WHAT TO WORK ON: Comb through the entries for "şekilde" and pull out each line that holds it.

Saved data entries
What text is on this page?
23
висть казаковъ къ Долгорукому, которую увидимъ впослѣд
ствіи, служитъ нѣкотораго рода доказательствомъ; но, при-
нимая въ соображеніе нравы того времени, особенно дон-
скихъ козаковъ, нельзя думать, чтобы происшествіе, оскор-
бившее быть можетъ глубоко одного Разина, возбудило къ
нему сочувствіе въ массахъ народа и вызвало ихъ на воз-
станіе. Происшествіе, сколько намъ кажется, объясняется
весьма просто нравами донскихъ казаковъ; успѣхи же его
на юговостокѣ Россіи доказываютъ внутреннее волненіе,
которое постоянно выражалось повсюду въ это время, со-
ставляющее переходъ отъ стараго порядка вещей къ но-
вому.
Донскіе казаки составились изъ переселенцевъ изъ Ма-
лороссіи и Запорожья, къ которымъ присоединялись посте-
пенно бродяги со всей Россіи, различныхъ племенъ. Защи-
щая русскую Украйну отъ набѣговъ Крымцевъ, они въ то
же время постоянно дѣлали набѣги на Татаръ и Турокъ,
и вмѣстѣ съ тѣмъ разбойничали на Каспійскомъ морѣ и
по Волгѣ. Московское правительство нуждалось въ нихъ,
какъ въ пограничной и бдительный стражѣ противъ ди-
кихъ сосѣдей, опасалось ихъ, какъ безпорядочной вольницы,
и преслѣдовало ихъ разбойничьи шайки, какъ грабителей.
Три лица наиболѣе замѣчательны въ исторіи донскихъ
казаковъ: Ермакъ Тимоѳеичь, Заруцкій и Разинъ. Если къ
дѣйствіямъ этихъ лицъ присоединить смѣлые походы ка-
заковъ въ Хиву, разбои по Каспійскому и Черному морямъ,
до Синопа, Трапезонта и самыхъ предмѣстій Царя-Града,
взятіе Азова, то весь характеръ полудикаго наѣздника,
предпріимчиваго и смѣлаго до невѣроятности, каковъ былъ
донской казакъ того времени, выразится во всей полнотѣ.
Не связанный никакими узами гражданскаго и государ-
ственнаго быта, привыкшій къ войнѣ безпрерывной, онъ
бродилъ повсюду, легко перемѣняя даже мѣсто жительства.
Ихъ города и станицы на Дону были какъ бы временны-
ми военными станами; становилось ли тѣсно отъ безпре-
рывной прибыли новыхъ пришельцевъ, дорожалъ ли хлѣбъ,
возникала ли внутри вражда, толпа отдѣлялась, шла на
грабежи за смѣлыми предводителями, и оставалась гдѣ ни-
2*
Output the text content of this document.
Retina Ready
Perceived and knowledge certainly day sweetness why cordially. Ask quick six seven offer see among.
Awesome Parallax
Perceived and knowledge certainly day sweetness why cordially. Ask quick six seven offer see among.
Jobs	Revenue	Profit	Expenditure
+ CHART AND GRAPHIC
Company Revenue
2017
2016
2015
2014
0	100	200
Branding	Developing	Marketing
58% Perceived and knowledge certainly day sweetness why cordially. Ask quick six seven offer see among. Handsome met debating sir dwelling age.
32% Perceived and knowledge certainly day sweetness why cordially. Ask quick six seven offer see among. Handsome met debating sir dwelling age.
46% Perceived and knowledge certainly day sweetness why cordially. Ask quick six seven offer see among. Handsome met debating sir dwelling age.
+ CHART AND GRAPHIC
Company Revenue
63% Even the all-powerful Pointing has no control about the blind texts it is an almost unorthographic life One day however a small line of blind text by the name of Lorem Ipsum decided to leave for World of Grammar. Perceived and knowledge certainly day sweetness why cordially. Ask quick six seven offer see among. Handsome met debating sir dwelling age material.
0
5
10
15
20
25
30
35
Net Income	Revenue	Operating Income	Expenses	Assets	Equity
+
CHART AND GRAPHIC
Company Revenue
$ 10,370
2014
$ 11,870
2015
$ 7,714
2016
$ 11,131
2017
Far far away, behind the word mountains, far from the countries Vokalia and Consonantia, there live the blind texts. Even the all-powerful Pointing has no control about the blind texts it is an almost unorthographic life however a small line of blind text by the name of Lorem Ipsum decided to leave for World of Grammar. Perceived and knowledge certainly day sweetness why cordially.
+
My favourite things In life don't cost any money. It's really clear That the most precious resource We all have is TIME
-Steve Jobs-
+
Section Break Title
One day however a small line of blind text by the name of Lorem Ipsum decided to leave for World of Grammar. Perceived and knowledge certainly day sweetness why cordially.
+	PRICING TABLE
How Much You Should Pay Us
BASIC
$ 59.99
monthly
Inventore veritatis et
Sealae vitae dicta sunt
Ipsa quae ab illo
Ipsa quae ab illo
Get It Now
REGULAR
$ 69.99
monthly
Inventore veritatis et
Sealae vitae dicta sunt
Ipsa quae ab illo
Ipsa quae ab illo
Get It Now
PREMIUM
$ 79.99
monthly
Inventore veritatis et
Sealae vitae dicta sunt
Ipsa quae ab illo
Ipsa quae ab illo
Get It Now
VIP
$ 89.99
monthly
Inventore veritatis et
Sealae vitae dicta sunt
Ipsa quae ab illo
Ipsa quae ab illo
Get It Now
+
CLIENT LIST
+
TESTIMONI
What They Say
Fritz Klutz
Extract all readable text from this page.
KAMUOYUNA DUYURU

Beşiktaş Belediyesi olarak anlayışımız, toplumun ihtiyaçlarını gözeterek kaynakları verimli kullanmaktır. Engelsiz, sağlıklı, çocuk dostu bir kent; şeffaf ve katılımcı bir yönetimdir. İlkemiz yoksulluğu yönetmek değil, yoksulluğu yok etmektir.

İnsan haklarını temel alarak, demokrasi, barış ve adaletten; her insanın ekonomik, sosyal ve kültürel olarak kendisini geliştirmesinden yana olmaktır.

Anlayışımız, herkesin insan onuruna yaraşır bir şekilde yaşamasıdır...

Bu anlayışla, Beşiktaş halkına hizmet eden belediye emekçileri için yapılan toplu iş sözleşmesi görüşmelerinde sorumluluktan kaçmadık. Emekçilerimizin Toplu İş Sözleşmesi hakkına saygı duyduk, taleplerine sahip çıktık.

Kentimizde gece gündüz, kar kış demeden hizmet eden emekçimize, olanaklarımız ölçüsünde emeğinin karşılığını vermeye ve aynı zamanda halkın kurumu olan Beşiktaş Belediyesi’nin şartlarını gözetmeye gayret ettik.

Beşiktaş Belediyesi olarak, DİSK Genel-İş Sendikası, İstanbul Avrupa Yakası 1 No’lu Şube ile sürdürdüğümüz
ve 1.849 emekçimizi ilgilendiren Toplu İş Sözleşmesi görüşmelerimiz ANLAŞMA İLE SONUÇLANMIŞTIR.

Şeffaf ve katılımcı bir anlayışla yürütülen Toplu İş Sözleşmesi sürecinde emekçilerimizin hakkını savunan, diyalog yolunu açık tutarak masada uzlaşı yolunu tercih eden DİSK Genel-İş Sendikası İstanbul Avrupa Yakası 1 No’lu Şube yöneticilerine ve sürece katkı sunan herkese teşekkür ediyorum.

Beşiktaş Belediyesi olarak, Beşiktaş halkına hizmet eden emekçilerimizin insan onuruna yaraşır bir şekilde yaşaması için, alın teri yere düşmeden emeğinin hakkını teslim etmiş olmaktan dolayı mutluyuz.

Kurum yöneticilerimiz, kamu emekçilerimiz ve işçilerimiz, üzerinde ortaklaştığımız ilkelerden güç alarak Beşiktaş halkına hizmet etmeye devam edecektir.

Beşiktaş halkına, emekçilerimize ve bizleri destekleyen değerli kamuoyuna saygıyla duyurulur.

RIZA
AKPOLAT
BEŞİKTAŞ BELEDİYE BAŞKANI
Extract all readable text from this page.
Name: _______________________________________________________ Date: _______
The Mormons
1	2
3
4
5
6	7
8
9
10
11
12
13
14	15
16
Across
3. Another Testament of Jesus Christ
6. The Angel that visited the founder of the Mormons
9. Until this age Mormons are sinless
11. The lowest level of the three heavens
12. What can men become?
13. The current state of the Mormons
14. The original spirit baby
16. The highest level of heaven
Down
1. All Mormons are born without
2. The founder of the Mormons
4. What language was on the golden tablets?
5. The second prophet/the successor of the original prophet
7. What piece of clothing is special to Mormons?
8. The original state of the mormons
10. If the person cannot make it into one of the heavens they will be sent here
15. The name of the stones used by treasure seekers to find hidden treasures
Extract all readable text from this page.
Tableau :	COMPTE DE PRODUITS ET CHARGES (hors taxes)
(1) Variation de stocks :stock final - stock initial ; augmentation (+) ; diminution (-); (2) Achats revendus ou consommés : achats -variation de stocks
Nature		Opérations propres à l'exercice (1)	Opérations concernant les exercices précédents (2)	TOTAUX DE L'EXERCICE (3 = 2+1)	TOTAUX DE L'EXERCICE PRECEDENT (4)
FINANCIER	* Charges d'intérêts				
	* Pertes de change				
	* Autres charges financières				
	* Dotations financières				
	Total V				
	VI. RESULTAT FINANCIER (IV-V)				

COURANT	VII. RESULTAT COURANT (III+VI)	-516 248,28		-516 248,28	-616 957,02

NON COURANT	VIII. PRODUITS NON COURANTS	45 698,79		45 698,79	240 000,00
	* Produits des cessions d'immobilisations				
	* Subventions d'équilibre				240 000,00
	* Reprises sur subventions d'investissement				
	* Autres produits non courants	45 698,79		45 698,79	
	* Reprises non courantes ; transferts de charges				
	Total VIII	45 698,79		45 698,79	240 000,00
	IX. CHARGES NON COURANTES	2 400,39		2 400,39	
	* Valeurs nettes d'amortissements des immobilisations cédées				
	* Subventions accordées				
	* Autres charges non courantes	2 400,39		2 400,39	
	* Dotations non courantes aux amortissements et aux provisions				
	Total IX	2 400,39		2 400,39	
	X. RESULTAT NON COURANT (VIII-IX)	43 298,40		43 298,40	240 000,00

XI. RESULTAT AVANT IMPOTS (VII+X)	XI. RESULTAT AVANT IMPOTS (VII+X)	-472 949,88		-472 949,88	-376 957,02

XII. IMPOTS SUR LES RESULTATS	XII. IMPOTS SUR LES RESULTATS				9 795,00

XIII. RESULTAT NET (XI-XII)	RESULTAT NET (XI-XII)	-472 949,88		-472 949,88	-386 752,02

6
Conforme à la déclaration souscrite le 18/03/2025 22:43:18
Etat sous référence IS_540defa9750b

EXERCISE SOLUTION:
Anlayışımız, herkesin insan onuruna yaraşır bir şekilde yaşamasıdır...
Beşiktaş Belediyesi olarak, Beşiktaş halkına hizmet eden emekçilerimizin insan onuruna yaraşır bir şekilde yaşaması için, alın teri yere düşmeden emeğinin hakkını teslim etmiş olmaktan dolayı mutluyuz.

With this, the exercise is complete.